◆ RAW DATA ◆
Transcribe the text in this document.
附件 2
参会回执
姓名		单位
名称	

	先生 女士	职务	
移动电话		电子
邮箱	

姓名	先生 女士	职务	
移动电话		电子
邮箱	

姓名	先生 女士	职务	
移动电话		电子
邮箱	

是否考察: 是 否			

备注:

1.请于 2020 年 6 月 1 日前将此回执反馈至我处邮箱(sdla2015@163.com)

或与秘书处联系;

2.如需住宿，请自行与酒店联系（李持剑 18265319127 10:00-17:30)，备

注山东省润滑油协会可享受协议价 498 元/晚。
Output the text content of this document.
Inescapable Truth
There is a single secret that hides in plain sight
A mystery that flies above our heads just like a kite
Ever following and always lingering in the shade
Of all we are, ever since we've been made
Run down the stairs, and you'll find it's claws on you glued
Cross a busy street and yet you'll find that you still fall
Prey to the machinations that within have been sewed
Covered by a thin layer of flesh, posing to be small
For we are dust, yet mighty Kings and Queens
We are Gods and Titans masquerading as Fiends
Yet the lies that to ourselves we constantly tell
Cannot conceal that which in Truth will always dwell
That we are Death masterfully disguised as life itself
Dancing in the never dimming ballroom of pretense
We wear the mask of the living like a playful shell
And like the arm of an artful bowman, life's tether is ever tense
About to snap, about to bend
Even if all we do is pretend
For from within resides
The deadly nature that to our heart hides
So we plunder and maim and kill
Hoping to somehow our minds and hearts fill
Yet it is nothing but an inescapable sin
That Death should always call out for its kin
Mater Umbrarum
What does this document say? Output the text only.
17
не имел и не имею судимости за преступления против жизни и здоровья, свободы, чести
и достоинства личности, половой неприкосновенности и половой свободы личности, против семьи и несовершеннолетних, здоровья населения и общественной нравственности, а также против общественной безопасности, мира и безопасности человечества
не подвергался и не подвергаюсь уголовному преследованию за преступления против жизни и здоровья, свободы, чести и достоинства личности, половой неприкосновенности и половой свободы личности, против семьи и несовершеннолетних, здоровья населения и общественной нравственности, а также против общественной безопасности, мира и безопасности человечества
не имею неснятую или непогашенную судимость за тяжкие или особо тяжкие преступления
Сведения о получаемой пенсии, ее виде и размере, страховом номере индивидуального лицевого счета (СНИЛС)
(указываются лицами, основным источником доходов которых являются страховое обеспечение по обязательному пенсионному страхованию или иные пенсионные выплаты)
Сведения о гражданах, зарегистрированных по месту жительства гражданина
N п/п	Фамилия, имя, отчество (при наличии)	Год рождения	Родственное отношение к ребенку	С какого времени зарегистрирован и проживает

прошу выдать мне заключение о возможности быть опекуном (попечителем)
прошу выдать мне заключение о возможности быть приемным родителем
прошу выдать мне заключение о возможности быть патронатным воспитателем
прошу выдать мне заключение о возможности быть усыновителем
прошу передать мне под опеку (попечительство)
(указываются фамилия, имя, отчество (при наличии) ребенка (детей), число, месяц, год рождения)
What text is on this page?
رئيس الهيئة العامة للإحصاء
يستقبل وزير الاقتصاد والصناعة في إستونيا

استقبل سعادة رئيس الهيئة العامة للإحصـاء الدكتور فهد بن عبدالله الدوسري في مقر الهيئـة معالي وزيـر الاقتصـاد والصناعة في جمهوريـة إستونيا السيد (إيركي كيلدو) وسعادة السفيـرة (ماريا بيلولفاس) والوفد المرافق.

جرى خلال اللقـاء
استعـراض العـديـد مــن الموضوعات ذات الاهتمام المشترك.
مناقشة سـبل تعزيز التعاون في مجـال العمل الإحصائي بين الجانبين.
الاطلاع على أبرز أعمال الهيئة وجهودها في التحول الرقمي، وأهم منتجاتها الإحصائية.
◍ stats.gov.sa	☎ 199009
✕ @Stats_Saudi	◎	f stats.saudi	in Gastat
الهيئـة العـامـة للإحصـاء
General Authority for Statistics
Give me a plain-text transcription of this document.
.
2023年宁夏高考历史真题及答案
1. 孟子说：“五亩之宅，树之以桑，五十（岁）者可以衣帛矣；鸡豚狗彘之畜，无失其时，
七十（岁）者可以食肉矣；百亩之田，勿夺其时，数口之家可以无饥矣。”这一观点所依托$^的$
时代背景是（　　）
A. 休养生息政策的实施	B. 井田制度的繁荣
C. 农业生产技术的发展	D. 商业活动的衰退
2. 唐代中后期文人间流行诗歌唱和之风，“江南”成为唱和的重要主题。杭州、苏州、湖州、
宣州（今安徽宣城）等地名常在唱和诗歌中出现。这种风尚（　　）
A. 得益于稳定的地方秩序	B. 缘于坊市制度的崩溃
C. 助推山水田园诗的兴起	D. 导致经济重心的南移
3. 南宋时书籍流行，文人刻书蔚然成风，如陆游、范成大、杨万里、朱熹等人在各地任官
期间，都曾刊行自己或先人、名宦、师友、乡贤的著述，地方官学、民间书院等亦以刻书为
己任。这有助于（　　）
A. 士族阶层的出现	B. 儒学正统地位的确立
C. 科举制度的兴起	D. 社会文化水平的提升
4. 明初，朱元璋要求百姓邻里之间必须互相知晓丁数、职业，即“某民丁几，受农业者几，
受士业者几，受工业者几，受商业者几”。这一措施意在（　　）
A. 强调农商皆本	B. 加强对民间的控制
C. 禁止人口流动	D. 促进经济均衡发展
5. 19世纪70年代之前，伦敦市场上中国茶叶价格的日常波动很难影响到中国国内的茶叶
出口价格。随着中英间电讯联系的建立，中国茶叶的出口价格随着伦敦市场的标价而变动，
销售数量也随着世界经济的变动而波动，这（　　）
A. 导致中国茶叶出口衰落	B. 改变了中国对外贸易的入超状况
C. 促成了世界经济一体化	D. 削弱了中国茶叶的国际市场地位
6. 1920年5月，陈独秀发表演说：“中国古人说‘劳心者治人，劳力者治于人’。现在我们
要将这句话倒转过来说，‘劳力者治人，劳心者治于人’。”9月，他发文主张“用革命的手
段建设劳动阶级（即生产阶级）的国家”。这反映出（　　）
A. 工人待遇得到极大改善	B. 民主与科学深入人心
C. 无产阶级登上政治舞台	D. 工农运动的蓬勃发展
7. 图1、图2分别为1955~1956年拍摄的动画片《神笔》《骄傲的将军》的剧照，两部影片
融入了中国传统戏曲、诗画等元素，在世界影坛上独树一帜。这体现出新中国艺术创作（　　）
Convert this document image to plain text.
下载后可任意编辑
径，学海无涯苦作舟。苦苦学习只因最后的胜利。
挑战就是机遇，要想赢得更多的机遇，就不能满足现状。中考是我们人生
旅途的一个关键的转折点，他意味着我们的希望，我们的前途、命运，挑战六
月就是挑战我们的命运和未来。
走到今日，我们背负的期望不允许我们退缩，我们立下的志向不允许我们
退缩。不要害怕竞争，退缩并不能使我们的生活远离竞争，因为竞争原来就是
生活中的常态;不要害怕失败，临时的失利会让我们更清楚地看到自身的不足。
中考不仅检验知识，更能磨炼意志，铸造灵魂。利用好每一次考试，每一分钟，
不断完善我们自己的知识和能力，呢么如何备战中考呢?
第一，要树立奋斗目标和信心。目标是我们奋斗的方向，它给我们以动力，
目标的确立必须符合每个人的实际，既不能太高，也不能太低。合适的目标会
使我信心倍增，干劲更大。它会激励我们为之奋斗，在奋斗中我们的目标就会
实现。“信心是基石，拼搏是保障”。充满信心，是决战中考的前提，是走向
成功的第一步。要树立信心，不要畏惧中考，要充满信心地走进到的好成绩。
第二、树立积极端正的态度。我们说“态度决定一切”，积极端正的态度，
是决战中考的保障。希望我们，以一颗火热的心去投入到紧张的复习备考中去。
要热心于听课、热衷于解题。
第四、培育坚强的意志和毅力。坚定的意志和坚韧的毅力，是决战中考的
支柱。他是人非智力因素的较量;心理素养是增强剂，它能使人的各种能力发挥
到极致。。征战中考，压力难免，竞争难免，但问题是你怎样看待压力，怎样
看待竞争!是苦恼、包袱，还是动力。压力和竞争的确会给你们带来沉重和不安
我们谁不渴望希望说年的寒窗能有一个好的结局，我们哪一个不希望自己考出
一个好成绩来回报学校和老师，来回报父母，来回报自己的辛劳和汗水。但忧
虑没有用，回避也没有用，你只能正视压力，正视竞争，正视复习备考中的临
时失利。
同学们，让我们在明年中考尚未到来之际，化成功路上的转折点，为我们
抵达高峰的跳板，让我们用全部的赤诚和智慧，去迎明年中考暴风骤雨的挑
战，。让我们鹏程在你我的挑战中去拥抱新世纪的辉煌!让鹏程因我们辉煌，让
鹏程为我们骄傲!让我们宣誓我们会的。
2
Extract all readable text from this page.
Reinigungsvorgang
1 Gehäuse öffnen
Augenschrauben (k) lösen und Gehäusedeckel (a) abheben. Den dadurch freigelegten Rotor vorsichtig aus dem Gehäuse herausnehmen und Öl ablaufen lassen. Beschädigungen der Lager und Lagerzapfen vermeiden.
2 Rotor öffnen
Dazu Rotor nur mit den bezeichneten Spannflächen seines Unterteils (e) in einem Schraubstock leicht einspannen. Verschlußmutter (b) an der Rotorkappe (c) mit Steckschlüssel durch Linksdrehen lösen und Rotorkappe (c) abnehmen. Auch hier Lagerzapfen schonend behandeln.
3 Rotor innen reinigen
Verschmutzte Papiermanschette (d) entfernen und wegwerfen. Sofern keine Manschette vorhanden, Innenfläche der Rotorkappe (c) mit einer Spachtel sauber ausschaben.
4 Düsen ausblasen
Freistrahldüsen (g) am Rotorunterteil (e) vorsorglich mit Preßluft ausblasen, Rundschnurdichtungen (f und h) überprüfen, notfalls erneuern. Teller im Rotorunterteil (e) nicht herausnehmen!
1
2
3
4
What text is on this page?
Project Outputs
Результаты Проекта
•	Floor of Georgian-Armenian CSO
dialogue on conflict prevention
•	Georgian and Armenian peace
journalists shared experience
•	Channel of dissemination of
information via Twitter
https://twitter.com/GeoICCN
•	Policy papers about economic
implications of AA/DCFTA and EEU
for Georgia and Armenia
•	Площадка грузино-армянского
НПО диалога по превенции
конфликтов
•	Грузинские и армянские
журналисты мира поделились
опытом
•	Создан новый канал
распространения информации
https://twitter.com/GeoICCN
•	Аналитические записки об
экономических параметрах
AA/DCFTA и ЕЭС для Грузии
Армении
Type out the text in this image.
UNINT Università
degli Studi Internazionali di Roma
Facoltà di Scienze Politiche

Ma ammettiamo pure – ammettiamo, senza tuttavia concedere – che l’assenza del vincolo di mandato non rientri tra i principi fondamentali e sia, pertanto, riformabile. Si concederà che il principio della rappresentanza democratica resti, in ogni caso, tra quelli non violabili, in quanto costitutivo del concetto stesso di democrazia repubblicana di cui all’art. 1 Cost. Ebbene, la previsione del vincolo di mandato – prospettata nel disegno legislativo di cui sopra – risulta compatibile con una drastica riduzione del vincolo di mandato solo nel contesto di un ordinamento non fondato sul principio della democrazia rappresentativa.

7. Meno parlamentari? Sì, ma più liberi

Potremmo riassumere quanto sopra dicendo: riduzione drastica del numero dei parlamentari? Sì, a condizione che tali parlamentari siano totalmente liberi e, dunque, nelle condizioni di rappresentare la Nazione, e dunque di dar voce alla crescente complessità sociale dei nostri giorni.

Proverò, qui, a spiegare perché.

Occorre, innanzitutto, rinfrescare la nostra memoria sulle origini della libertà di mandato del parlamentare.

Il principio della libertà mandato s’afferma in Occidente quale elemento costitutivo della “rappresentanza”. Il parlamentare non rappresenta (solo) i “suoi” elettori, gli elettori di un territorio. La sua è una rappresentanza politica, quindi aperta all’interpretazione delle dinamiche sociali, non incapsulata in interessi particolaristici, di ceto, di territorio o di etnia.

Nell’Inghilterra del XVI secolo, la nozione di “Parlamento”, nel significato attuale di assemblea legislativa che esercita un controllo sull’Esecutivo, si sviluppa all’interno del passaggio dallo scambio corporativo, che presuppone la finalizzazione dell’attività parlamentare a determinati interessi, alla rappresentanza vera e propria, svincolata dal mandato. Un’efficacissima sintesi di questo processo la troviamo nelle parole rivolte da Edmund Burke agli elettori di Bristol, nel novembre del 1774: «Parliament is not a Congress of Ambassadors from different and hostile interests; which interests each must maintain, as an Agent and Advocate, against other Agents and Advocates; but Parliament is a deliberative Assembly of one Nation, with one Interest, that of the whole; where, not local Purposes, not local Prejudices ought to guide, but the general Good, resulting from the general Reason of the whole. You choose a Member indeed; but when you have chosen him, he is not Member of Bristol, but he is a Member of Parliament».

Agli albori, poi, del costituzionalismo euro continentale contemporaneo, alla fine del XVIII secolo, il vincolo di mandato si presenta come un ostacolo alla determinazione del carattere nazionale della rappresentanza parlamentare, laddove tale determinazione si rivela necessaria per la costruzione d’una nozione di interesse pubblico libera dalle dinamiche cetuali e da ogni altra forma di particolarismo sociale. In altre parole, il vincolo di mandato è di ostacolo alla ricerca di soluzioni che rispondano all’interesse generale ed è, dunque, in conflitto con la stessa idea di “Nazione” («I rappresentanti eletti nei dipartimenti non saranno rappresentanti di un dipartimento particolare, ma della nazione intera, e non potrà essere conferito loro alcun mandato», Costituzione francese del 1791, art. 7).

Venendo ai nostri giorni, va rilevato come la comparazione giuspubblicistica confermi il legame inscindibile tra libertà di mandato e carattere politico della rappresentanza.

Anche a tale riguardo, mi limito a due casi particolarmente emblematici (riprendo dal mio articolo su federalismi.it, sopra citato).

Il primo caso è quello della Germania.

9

◆ WRITTEN INSTRUCTION ◆
List every line above that contains the word "быть".

◆ REPLY ◆
прошу выдать мне заключение о возможности быть опекуном (попечителем)
прошу выдать мне заключение о возможности быть приемным родителем
прошу выдать мне заключение о возможности быть патронатным воспитателем
прошу выдать мне заключение о возможности быть усыновителем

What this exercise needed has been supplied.